> _TEXTO DE ESTUDIO_
-------

Es el proyecto RISCAR, en el marco del programa de colaboración transfronteriza INTERREG V entre España y Portugal, que implica a Castilla y León, Galicia, Extremadura y Andalucía además de a la región del Algarve del país vecino, al propio Gobierno lusitano a través de su departamento de Salud Pública y a la Universidad de Cádiz. Cada uno de los siete socios aporta o se encarga de una parte del proyecto y, posteriormente, se entrelazan los avances.

Boletines periódicos actualizarán los conocimientos profesionales

Uno de los puntos claves del proyecto es el de 'alfabetizar' científicamente a los profesionales. Destaca al programa que un problema «que se identifica claramente en varios estudios es que los profesionales de la salud pierden actualidad e, incluso, la conciencia de la necesidad de estar al día». Por otra parte, «miles de artículos científicos que vienen todos los días en las revistas hacen imposible, incluso para el especialista más diligente y motivado hacer su actualización. Esto hace que sea obligatoria construir una interfaz que facilite la actualización continua».

Por lo tanto, el proyecto considera imprescindible «la creación de un equipo creíble de profesionales de la salud (médicos, enfermeras, psicólogos...) y buen nivel académico, para identificar y producir contenido sintético en la salud materno-infantil, con base en la evidencia científica».

Contará además con «un panel objetivo profesional y centinela que también hará una evaluación crítica de la obra producida, con el fin de ajustarla lo mejor posible a sus necesidades reales». Se trata, explica Pedro Redondo, jefe de Servicio de Promoción de la Salud de la Consejería de Sanidad, de «facilitarles boletines periódicos, con una buena selección de artículos y propuestas que los ayuden a mantenerse al día y para ello contaremos, en ello estamos, con la colaboración de las sociedades científicas de Pediatría».

«Uno de los aspectos más novedosos para Castilla y León y más destacables es que, por primera vez, vamos a analizar la influencia que pueden tener los determinantes sociales en la salud de un niño. Una idea que puso sobre la mesa y preocupaba especialmente a Andalucía, con mayor sensibilidad por su población hacia estos aspectos que hemos encontrado muy interesante en general», destaca Pedro Redondo, jefe de Servicio de Promoción de la Salud de la Consejería de Sanidad.

En la actualidad «estamos en la fase de creación de indicadores para la plataforma para poner disponer de datos que sean comparables, recogidos con criterios iguales y poder así planificar políticas de salud. Al final del proyecto los tres objetivos principales, el del observatorio, la alfabetización científica y técnica de profesionales y la de las familias en la crianza de los menores se ampliarán a más tras detectar necesidades y vías de investigación», destaca.

-------

> _INFORMACIÓN DE ORIGEN_
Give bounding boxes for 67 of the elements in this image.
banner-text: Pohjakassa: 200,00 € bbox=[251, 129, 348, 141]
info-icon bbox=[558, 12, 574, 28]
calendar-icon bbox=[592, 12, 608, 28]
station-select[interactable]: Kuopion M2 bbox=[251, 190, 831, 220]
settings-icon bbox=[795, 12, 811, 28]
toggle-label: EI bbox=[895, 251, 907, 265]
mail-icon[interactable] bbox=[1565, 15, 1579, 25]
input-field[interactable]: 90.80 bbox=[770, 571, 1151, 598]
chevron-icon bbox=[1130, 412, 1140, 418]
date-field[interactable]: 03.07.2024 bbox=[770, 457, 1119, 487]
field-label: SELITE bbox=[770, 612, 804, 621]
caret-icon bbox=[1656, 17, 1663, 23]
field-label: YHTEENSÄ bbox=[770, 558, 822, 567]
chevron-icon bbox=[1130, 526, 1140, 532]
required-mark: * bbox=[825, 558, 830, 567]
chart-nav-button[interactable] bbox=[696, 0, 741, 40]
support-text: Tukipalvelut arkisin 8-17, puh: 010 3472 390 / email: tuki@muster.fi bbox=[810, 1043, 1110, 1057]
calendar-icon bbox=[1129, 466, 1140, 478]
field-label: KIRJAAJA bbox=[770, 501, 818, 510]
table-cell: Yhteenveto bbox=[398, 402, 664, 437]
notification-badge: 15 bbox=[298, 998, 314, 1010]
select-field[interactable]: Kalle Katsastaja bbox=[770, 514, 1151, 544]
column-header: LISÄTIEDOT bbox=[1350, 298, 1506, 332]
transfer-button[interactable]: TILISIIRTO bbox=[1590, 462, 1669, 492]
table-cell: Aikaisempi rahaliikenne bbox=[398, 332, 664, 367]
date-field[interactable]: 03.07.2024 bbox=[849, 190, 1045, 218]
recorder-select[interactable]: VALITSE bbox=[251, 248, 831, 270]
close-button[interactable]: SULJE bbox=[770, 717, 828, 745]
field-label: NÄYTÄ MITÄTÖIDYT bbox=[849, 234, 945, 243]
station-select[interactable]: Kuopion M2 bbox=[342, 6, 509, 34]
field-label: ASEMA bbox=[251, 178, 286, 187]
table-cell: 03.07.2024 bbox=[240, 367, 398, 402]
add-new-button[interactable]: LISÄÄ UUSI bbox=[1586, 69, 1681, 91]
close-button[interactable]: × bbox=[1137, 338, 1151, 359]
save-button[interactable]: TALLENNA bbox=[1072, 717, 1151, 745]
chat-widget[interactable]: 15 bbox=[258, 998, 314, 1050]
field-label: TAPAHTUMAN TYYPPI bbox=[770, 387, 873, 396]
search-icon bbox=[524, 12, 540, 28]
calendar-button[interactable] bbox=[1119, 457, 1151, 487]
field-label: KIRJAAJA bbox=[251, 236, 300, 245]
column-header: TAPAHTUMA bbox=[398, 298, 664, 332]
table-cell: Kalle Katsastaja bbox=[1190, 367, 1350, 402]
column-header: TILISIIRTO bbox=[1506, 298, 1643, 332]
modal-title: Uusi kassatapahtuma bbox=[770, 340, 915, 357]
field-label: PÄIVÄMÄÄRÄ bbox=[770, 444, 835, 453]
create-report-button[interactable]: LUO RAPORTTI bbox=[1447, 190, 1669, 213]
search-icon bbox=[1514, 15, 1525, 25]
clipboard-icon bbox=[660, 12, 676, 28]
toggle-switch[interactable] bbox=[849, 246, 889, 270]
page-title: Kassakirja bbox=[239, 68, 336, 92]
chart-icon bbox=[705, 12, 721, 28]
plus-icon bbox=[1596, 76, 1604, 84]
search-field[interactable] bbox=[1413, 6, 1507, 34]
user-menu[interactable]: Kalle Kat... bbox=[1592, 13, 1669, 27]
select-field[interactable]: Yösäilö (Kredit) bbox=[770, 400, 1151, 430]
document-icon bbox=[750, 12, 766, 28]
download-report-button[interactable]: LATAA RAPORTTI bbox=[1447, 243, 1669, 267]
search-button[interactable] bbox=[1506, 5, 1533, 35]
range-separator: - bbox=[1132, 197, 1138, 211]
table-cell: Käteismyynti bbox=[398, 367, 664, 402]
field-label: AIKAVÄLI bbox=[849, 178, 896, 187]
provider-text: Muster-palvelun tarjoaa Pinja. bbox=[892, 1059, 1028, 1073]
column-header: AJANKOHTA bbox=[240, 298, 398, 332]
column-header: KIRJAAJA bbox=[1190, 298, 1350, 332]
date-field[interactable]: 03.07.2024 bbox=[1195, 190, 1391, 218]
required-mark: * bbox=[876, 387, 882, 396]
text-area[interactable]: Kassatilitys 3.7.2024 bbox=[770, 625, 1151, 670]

-------

> _TAREAS PENDIENTES_
1. Reproduzca el pasaje del texto sobre el proyecto RISCAR que va desde "Es el proyecto" hasta "entrelazan los avances.", sustituyendo "socios" por "participantes".
2. Prosiga el texto sobre el proyecto RISCAR a partir del punto en que termina.

> _RESPUESTAS POR TAREA_
1.
Es el proyecto RISCAR, en el marco del programa de colaboración transfronteriza INTERREG V entre España y Portugal, que implica a Castilla y León, Galicia, Extremadura y Andalucía además de a la región del Algarve del país vecino, al propio Gobierno lusitano a través de su departamento de Salud Pública y a la Universidad de Cádiz. Cada uno de los siete participantes aporta o se encarga de una parte del proyecto y, posteriormente, se entrelazan los avances.

2.
En breve «vamos a emprender el desarrollo de mapas de recursos activos. Comenzaremos con una experiencia piloto en León, concretamente en San Andrés de Rabanedo, solo hay una similar en Delicias (Valladolid. Se trata de recoger dotaciones en salud infantil y juvenil para optimizarlas y mejorar el acceso a los mismos por parte de los profesionales sanitarios. Incluye desde centros asistenciales hasta colegios o parques».

El Observatorio deberá elaborar y coordinar una metodología de trabajo que permita evaluar el estado de salud y sus determinantes para mejorarla en la población infantil y juvenil; evaluar el cumplimiento de objetivos de promoción de la salud en este colectivo, y organizar estructuras de intercambio científico y profesional.

El proyecto contempla además que, a través de la web, los padres puedan acceder a información útil para la crianza de sus hijos. El Portal de Salud recogería aspectos de la salud materno-infantil para las familias que se apuntaran al mismo y a una aplicación al respecto. En el futuro incluso, «al modo que ya tiene Andalucía que comenzó antes, podría recibir información individual, concreta para sus pequeños en el que se les recordara que toca vacunarse de algo o hacer una revisión médica al niño», indica Pedro Redondo.

La idea, ya desarrollada a través de una plataforma que se puede ofrecer a los socios, es comunicarse con todas las familias inscritas por correo electrónico, SMS, redes sociales, chats de vídeo para dar un servicio interactivo de ayuda.